Records
%%
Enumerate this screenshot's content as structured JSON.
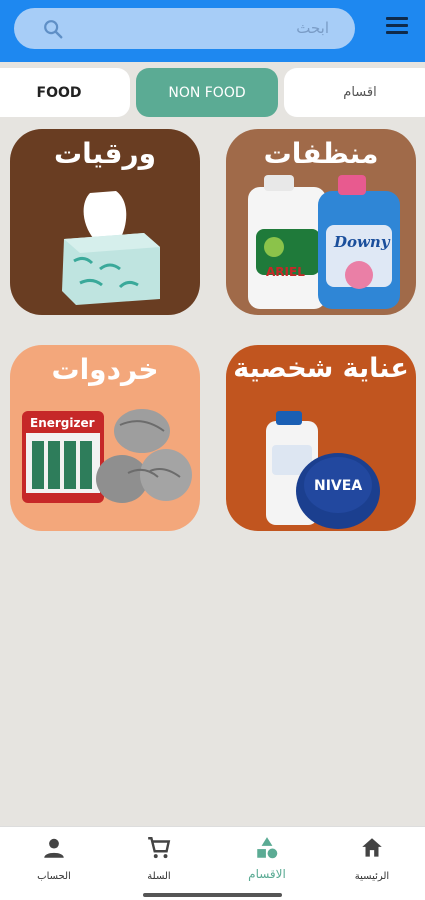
{
  "search": {
    "placeholder": "ابحث"
  },
  "tabs": [
    {
      "label": "FOOD"
    },
    {
      "label": "NON FOOD"
    },
    {
      "label": "اقسام"
    }
  ],
  "categories": [
    {
      "label": "منظفات",
      "brands": [
        "ARIEL",
        "Downy"
      ]
    },
    {
      "label": "ورقيات"
    },
    {
      "label": "عناية شخصية",
      "brands": [
        "NIVEA"
      ]
    },
    {
      "label": "خردوات",
      "brands": [
        "Energizer"
      ]
    }
  ],
  "bottom_nav": {
    "home": "الرئيسية",
    "categories": "الاقسام",
    "cart": "السلة",
    "account": "الحساب"
  },
  "colors": {
    "topbar": "#1e88f0",
    "accent": "#5bab94",
    "background": "#e6e4e0"
  }
}
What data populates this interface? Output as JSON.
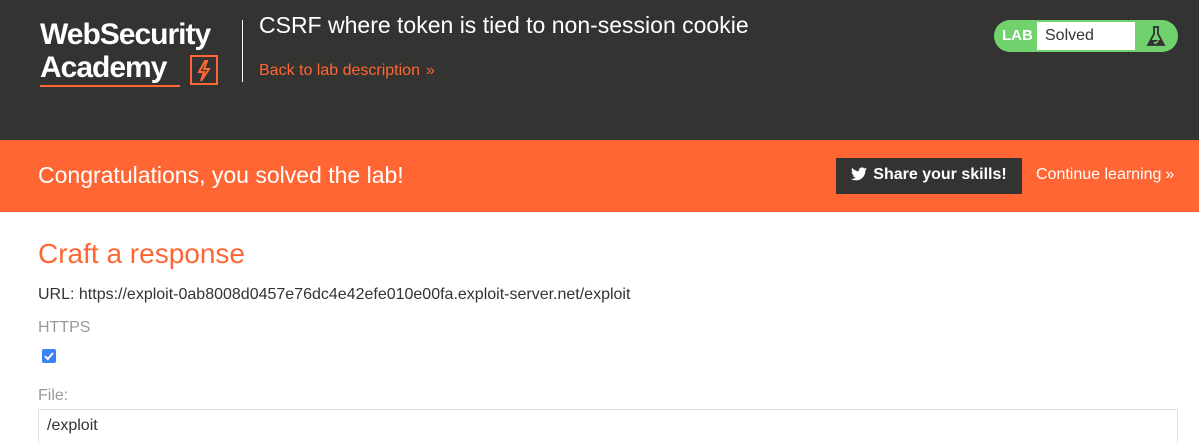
{
  "header": {
    "logo_line1": "WebSecurity",
    "logo_line2": "Academy",
    "lab_title": "CSRF where token is tied to non-session cookie",
    "back_link": "Back to lab description",
    "back_chevron": "»"
  },
  "status": {
    "badge": "LAB",
    "state": "Solved",
    "icon": "flask-icon",
    "color": "#70d16d"
  },
  "banner": {
    "message": "Congratulations, you solved the lab!",
    "share_label": "Share your skills!",
    "share_icon": "twitter-icon",
    "continue_label": "Continue learning",
    "continue_chevron": "»",
    "color": "#ff6633"
  },
  "content": {
    "title": "Craft a response",
    "url_line": "URL: https://exploit-0ab8008d0457e76dc4e42efe010e00fa.exploit-server.net/exploit",
    "https_label": "HTTPS",
    "https_checked": true,
    "file_label": "File:",
    "file_value": "/exploit"
  }
}
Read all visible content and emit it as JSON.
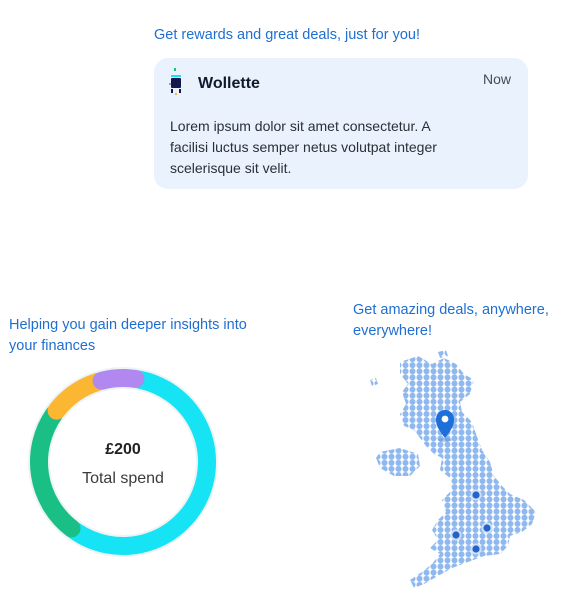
{
  "notification": {
    "tagline": "Get rewards and great deals, just for you!",
    "app_name": "Wollette",
    "time": "Now",
    "body": "Lorem ipsum dolor sit amet consectetur. A facilisi luctus semper netus volutpat integer scelerisque sit velit.",
    "logo_icon": "wollette-logo-icon"
  },
  "insights": {
    "tagline": "Helping you gain deeper insights into your finances",
    "amount": "£200",
    "label": "Total spend"
  },
  "chart_data": {
    "type": "pie",
    "values": [
      55,
      24,
      10,
      7
    ],
    "colors": [
      "#16e3f3",
      "#1abf86",
      "#fbb732",
      "#b187f0"
    ]
  },
  "deals": {
    "tagline": "Get amazing deals, anywhere, everywhere!",
    "map_icon": "uk-map-icon",
    "pin_icon": "location-pin-icon",
    "colors": {
      "map_fill": "#8fb8ef",
      "pin": "#1e6fd9",
      "dot": "#2463c8"
    }
  }
}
%%
What the task asks:
From the line containing "Read all visible content and emit it as JSON." through the end of the entries, quote each line exactly and nothing else, excluding all pictures.

Correct response:
Read all visible content and emit it as JSON.
{
  "notification": {
    "tagline": "Get rewards and great deals, just for you!",
    "app_name": "Wollette",
    "time": "Now",
    "body": "Lorem ipsum dolor sit amet consectetur. A facilisi luctus semper netus volutpat integer scelerisque sit velit.",
    "logo_icon": "wollette-logo-icon"
  },
  "insights": {
    "tagline": "Helping you gain deeper insights into your finances",
    "amount": "£200",
    "label": "Total spend"
  },
  "chart_data": {
    "type": "pie",
    "values": [
      55,
      24,
      10,
      7
    ],
    "colors": [
      "#16e3f3",
      "#1abf86",
      "#fbb732",
      "#b187f0"
    ]
  },
  "deals": {
    "tagline": "Get amazing deals, anywhere, everywhere!",
    "map_icon": "uk-map-icon",
    "pin_icon": "location-pin-icon",
    "colors": {
      "map_fill": "#8fb8ef",
      "pin": "#1e6fd9",
      "dot": "#2463c8"
    }
  }
}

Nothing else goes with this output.